YOUR OBJECTIVE: Count every line that has the word "Fall". Give the number, without anything more.

Entries taken from a collection
>>

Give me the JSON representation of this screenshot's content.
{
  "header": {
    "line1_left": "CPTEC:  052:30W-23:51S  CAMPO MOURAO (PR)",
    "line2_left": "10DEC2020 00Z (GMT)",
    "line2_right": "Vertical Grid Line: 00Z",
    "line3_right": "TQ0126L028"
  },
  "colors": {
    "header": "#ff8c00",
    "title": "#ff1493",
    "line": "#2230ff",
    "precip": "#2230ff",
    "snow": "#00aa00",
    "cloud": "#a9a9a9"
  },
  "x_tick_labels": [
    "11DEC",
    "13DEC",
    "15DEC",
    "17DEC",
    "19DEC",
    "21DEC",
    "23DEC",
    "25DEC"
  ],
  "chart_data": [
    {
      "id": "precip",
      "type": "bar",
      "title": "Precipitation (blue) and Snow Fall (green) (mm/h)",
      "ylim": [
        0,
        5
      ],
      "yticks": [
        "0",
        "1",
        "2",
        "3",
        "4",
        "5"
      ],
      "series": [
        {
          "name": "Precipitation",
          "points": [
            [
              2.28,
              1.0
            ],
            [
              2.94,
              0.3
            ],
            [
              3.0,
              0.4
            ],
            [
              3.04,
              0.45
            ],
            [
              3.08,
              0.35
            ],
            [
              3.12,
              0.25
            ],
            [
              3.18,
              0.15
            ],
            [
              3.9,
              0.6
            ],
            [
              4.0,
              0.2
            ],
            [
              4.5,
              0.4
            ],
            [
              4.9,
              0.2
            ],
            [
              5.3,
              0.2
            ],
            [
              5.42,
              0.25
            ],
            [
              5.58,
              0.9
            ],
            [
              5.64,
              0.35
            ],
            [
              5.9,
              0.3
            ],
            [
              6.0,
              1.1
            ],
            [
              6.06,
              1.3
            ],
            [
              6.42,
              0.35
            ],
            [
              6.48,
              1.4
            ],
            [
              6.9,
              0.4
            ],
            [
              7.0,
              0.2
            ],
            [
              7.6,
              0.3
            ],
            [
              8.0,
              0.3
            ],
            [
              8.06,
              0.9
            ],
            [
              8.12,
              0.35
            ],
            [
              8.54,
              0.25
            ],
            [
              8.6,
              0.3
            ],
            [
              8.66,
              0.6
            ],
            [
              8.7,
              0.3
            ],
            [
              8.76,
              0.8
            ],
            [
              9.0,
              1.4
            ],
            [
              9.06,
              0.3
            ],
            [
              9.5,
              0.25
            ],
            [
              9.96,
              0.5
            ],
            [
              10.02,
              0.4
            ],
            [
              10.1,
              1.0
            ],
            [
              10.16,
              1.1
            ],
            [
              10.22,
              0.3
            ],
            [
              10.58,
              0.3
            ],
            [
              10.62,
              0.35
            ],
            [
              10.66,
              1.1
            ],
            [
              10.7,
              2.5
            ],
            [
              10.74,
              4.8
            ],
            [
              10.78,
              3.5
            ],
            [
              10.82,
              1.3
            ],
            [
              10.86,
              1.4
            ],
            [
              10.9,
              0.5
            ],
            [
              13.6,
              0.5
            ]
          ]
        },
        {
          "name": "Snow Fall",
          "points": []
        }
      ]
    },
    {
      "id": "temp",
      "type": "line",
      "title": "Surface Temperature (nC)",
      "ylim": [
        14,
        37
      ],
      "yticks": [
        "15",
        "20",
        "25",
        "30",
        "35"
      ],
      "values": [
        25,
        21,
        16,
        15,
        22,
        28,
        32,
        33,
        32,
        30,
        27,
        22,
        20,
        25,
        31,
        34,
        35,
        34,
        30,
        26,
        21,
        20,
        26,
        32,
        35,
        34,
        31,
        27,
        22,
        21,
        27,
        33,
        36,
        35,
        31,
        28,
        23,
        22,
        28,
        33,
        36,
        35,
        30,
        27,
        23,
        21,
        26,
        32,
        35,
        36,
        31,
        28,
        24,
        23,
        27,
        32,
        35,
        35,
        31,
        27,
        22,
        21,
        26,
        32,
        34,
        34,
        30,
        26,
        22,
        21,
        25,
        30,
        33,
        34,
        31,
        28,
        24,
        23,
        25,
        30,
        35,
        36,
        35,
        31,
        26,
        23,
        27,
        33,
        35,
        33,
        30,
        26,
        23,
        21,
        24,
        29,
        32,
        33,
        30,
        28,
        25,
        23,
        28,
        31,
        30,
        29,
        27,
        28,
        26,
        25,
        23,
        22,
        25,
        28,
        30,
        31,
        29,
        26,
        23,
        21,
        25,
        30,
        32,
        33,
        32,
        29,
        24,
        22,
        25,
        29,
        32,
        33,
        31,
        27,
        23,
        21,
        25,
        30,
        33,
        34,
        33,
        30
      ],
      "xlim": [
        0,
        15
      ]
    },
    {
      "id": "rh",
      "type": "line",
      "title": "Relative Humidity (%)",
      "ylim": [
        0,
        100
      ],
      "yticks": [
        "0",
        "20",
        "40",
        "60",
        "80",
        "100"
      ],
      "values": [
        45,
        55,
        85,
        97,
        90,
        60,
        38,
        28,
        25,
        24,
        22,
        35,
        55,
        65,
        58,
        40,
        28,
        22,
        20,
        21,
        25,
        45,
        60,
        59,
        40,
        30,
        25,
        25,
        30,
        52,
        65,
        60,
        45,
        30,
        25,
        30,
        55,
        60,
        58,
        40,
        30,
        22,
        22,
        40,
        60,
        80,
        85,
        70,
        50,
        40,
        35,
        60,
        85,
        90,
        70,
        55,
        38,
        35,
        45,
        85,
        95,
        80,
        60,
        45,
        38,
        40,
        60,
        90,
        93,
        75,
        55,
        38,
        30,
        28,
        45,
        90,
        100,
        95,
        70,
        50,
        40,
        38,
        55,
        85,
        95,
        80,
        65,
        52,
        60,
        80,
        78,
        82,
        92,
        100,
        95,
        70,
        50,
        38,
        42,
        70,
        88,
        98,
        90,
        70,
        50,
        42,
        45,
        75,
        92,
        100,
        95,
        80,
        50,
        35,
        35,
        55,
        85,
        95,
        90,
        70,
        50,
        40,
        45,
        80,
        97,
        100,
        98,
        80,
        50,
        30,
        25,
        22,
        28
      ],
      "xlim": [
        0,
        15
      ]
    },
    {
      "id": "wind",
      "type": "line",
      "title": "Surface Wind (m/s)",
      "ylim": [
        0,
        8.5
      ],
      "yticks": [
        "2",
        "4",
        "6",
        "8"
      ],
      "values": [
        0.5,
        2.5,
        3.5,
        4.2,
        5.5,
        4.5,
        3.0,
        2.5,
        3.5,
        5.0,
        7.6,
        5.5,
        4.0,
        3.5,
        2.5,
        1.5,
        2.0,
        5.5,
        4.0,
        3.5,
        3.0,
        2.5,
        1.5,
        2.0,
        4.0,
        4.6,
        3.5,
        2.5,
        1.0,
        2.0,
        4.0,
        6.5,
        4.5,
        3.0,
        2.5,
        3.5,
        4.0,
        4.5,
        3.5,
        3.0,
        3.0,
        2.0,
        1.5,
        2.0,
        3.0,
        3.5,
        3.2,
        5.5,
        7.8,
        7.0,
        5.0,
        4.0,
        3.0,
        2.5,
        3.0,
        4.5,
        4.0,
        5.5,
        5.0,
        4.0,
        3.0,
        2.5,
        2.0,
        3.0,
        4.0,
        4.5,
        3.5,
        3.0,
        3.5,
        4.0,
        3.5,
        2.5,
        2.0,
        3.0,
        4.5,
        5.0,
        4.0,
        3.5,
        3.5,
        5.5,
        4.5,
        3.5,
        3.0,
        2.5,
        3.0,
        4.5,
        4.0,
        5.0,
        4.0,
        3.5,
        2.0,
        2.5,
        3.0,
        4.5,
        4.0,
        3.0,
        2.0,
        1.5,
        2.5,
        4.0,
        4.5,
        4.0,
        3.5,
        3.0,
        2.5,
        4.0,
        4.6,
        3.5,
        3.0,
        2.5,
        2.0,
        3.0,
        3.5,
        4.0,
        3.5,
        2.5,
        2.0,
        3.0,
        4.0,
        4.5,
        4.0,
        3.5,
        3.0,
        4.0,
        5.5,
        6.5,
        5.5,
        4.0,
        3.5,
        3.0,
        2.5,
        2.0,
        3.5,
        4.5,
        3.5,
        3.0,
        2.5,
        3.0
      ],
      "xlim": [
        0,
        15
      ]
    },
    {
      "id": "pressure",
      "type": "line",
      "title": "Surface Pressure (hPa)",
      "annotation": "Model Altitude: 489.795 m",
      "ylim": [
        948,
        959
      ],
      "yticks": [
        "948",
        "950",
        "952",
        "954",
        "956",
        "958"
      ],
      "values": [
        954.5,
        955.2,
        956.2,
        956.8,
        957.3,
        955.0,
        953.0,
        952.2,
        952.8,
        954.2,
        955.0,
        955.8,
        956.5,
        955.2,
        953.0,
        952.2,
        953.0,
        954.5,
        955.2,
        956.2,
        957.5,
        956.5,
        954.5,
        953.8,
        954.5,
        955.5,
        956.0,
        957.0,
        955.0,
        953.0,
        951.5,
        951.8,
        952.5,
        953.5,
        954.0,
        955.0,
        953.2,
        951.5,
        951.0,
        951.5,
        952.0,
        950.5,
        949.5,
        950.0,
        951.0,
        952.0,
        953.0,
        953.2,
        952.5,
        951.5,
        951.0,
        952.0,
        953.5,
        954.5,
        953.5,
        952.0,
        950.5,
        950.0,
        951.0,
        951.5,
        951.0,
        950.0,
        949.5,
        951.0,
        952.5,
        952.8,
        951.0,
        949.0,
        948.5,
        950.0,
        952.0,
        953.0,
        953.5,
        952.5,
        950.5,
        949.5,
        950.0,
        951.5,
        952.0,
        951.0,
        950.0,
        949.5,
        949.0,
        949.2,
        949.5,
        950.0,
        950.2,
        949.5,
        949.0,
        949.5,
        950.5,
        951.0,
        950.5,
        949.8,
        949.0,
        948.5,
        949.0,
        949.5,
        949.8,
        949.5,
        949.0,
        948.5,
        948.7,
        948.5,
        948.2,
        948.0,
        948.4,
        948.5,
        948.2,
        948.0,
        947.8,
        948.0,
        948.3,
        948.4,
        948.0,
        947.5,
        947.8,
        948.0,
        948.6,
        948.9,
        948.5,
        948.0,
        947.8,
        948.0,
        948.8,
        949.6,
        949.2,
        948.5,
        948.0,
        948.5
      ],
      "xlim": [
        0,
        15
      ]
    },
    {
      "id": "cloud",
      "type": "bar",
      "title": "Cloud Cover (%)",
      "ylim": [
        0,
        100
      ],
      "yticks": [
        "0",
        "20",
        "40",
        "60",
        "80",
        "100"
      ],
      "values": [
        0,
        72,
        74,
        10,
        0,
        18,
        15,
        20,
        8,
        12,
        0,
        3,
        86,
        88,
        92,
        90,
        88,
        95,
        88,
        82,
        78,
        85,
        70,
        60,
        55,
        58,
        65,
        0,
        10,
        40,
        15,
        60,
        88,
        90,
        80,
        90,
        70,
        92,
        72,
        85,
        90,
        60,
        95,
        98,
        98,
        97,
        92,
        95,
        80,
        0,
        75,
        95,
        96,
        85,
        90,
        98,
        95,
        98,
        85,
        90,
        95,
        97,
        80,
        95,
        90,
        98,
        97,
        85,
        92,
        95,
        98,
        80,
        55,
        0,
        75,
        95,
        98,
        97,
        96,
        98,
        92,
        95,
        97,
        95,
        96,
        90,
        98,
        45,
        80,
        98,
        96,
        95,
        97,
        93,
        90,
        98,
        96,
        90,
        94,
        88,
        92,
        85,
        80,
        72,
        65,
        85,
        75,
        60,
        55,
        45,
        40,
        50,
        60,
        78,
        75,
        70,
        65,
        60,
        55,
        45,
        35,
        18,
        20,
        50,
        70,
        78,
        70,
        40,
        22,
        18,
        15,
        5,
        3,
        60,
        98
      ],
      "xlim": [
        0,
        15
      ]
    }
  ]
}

<<

RESULT BELOW: 2